__What this task involves__
Repeat the whole of the data, keeping every detail the same.

★ ★ ★

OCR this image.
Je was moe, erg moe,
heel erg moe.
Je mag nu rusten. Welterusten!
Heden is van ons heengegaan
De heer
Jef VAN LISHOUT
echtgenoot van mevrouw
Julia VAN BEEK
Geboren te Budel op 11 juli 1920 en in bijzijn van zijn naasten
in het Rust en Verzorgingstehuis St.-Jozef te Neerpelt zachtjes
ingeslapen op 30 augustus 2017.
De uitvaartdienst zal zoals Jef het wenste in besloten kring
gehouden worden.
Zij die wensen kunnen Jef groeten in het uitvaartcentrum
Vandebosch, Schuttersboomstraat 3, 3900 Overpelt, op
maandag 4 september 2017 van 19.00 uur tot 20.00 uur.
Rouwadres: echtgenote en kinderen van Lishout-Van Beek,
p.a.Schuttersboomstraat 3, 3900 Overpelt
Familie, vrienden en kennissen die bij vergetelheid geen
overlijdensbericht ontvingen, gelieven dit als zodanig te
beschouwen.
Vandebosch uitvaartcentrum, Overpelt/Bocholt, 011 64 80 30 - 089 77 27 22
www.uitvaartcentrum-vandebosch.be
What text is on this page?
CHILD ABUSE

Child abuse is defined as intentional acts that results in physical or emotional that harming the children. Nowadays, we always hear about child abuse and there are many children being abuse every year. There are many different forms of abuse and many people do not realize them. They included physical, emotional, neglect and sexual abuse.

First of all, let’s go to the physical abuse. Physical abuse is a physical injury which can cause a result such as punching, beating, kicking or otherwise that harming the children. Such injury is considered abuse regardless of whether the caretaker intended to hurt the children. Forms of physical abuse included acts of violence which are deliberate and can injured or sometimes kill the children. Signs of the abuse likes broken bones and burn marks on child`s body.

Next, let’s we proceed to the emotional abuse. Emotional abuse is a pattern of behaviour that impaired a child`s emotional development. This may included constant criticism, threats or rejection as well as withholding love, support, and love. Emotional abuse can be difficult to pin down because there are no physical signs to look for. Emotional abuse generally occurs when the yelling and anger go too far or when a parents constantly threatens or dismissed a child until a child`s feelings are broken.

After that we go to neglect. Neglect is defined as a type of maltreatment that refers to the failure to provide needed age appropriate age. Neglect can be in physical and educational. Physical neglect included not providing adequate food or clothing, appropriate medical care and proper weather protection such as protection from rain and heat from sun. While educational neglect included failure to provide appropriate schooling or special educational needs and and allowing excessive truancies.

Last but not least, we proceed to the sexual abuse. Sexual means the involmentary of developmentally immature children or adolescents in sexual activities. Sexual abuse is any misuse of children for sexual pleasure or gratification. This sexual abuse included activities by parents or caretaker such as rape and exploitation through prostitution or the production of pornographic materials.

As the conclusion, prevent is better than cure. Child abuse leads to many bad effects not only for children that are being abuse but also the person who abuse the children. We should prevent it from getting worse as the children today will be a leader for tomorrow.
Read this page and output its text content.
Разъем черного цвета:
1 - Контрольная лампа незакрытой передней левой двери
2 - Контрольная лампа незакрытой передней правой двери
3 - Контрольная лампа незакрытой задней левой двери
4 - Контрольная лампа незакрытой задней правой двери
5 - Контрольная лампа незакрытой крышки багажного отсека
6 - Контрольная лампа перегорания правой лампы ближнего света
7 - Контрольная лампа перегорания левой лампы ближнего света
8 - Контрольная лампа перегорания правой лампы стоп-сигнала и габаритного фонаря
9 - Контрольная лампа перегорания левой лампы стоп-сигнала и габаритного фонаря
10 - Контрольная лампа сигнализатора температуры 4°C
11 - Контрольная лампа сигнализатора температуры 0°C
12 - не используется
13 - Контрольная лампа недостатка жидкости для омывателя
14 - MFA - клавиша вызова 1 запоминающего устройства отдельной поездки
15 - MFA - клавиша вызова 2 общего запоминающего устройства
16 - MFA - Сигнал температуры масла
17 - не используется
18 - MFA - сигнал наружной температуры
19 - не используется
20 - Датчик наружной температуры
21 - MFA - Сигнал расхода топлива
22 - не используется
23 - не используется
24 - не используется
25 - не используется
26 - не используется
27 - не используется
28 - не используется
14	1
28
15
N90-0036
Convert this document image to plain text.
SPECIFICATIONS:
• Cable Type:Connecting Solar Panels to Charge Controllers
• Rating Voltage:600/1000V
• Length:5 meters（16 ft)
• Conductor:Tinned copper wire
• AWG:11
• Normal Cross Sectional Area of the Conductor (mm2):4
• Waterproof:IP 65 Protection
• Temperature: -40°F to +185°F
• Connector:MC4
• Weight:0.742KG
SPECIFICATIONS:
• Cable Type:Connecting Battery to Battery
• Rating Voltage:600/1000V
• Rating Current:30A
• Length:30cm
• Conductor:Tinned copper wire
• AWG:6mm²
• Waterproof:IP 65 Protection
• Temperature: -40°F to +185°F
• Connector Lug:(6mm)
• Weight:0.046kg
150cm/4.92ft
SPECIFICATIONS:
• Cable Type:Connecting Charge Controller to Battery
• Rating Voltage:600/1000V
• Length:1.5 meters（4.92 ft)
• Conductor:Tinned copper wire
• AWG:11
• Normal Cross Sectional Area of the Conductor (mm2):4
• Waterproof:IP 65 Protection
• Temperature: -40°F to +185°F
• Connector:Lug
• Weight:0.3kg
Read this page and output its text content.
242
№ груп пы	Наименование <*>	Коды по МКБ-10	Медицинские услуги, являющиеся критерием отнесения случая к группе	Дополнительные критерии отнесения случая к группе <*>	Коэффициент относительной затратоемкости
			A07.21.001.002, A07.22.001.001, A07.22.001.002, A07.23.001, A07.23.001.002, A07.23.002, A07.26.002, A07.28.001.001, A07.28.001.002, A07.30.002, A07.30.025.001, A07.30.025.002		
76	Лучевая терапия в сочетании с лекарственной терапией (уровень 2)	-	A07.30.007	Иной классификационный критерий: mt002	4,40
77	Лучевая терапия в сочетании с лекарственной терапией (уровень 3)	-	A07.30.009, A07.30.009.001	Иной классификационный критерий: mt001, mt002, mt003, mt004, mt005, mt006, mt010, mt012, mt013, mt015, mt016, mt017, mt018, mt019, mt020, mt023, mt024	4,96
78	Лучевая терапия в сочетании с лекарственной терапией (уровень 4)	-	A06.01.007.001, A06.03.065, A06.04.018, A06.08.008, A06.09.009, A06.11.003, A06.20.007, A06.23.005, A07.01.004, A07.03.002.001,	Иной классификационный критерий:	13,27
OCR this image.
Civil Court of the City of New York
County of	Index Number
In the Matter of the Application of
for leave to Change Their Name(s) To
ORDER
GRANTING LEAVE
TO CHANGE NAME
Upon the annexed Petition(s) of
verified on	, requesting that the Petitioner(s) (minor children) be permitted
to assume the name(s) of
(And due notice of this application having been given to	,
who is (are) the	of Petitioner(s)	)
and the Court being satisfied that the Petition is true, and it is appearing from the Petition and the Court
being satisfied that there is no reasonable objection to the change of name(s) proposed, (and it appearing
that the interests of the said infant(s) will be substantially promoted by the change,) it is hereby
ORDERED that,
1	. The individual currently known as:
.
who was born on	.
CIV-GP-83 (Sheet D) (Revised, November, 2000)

★ ★ ★

__Task solution__
OCR this image.
Je was moe, erg moe,
heel erg moe.
Je mag nu rusten. Welterusten!
Heden is van ons heengegaan
De heer
Jef VAN LISHOUT
echtgenoot van mevrouw
Julia VAN BEEK
Geboren te Budel op 11 juli 1920 en in bijzijn van zijn naasten
in het Rust en Verzorgingstehuis St.-Jozef te Neerpelt zachtjes
ingeslapen op 30 augustus 2017.
De uitvaartdienst zal zoals Jef het wenste in besloten kring
gehouden worden.
Zij die wensen kunnen Jef groeten in het uitvaartcentrum
Vandebosch, Schuttersboomstraat 3, 3900 Overpelt, op
maandag 4 september 2017 van 19.00 uur tot 20.00 uur.
Rouwadres: echtgenote en kinderen van Lishout-Van Beek,
p.a.Schuttersboomstraat 3, 3900 Overpelt
Familie, vrienden en kennissen die bij vergetelheid geen
overlijdensbericht ontvingen, gelieven dit als zodanig te
beschouwen.
Vandebosch uitvaartcentrum, Overpelt/Bocholt, 011 64 80 30 - 089 77 27 22
www.uitvaartcentrum-vandebosch.be
What text is on this page?
CHILD ABUSE

Child abuse is defined as intentional acts that results in physical or emotional that harming the children. Nowadays, we always hear about child abuse and there are many children being abuse every year. There are many different forms of abuse and many people do not realize them. They included physical, emotional, neglect and sexual abuse.

First of all, let’s go to the physical abuse. Physical abuse is a physical injury which can cause a result such as punching, beating, kicking or otherwise that harming the children. Such injury is considered abuse regardless of whether the caretaker intended to hurt the children. Forms of physical abuse included acts of violence which are deliberate and can injured or sometimes kill the children. Signs of the abuse likes broken bones and burn marks on child`s body.

Next, let’s we proceed to the emotional abuse. Emotional abuse is a pattern of behaviour that impaired a child`s emotional development. This may included constant criticism, threats or rejection as well as withholding love, support, and love. Emotional abuse can be difficult to pin down because there are no physical signs to look for. Emotional abuse generally occurs when the yelling and anger go too far or when a parents constantly threatens or dismissed a child until a child`s feelings are broken.

After that we go to neglect. Neglect is defined as a type of maltreatment that refers to the failure to provide needed age appropriate age. Neglect can be in physical and educational. Physical neglect included not providing adequate food or clothing, appropriate medical care and proper weather protection such as protection from rain and heat from sun. While educational neglect included failure to provide appropriate schooling or special educational needs and and allowing excessive truancies.

Last but not least, we proceed to the sexual abuse. Sexual means the involmentary of developmentally immature children or adolescents in sexual activities. Sexual abuse is any misuse of children for sexual pleasure or gratification. This sexual abuse included activities by parents or caretaker such as rape and exploitation through prostitution or the production of pornographic materials.

As the conclusion, prevent is better than cure. Child abuse leads to many bad effects not only for children that are being abuse but also the person who abuse the children. We should prevent it from getting worse as the children today will be a leader for tomorrow.
Read this page and output its text content.
Разъем черного цвета:
1 - Контрольная лампа незакрытой передней левой двери
2 - Контрольная лампа незакрытой передней правой двери
3 - Контрольная лампа незакрытой задней левой двери
4 - Контрольная лампа незакрытой задней правой двери
5 - Контрольная лампа незакрытой крышки багажного отсека
6 - Контрольная лампа перегорания правой лампы ближнего света
7 - Контрольная лампа перегорания левой лампы ближнего света
8 - Контрольная лампа перегорания правой лампы стоп-сигнала и габаритного фонаря
9 - Контрольная лампа перегорания левой лампы стоп-сигнала и габаритного фонаря
10 - Контрольная лампа сигнализатора температуры 4°C
11 - Контрольная лампа сигнализатора температуры 0°C
12 - не используется
13 - Контрольная лампа недостатка жидкости для омывателя
14 - MFA - клавиша вызова 1 запоминающего устройства отдельной поездки
15 - MFA - клавиша вызова 2 общего запоминающего устройства
16 - MFA - Сигнал температуры масла
17 - не используется
18 - MFA - сигнал наружной температуры
19 - не используется
20 - Датчик наружной температуры
21 - MFA - Сигнал расхода топлива
22 - не используется
23 - не используется
24 - не используется
25 - не используется
26 - не используется
27 - не используется
28 - не используется
14	1
28
15
N90-0036
Convert this document image to plain text.
SPECIFICATIONS:
• Cable Type:Connecting Solar Panels to Charge Controllers
• Rating Voltage:600/1000V
• Length:5 meters（16 ft)
• Conductor:Tinned copper wire
• AWG:11
• Normal Cross Sectional Area of the Conductor (mm2):4
• Waterproof:IP 65 Protection
• Temperature: -40°F to +185°F
• Connector:MC4
• Weight:0.742KG
SPECIFICATIONS:
• Cable Type:Connecting Battery to Battery
• Rating Voltage:600/1000V
• Rating Current:30A
• Length:30cm
• Conductor:Tinned copper wire
• AWG:6mm²
• Waterproof:IP 65 Protection
• Temperature: -40°F to +185°F
• Connector Lug:(6mm)
• Weight:0.046kg
150cm/4.92ft
SPECIFICATIONS:
• Cable Type:Connecting Charge Controller to Battery
• Rating Voltage:600/1000V
• Length:1.5 meters（4.92 ft)
• Conductor:Tinned copper wire
• AWG:11
• Normal Cross Sectional Area of the Conductor (mm2):4
• Waterproof:IP 65 Protection
• Temperature: -40°F to +185°F
• Connector:Lug
• Weight:0.3kg
Read this page and output its text content.
242
№ груп пы	Наименование <*>	Коды по МКБ-10	Медицинские услуги, являющиеся критерием отнесения случая к группе	Дополнительные критерии отнесения случая к группе <*>	Коэффициент относительной затратоемкости
			A07.21.001.002, A07.22.001.001, A07.22.001.002, A07.23.001, A07.23.001.002, A07.23.002, A07.26.002, A07.28.001.001, A07.28.001.002, A07.30.002, A07.30.025.001, A07.30.025.002		
76	Лучевая терапия в сочетании с лекарственной терапией (уровень 2)	-	A07.30.007	Иной классификационный критерий: mt002	4,40
77	Лучевая терапия в сочетании с лекарственной терапией (уровень 3)	-	A07.30.009, A07.30.009.001	Иной классификационный критерий: mt001, mt002, mt003, mt004, mt005, mt006, mt010, mt012, mt013, mt015, mt016, mt017, mt018, mt019, mt020, mt023, mt024	4,96
78	Лучевая терапия в сочетании с лекарственной терапией (уровень 4)	-	A06.01.007.001, A06.03.065, A06.04.018, A06.08.008, A06.09.009, A06.11.003, A06.20.007, A06.23.005, A07.01.004, A07.03.002.001,	Иной классификационный критерий:	13,27
OCR this image.
Civil Court of the City of New York
County of	Index Number
In the Matter of the Application of
for leave to Change Their Name(s) To
ORDER
GRANTING LEAVE
TO CHANGE NAME
Upon the annexed Petition(s) of
verified on	, requesting that the Petitioner(s) (minor children) be permitted
to assume the name(s) of
(And due notice of this application having been given to	,
who is (are) the	of Petitioner(s)	)
and the Court being satisfied that the Petition is true, and it is appearing from the Petition and the Court
being satisfied that there is no reasonable objection to the change of name(s) proposed, (and it appearing
that the interests of the said infant(s) will be substantially promoted by the change,) it is hereby
ORDERED that,
1	. The individual currently known as:
.
who was born on	.
CIV-GP-83 (Sheet D) (Revised, November, 2000)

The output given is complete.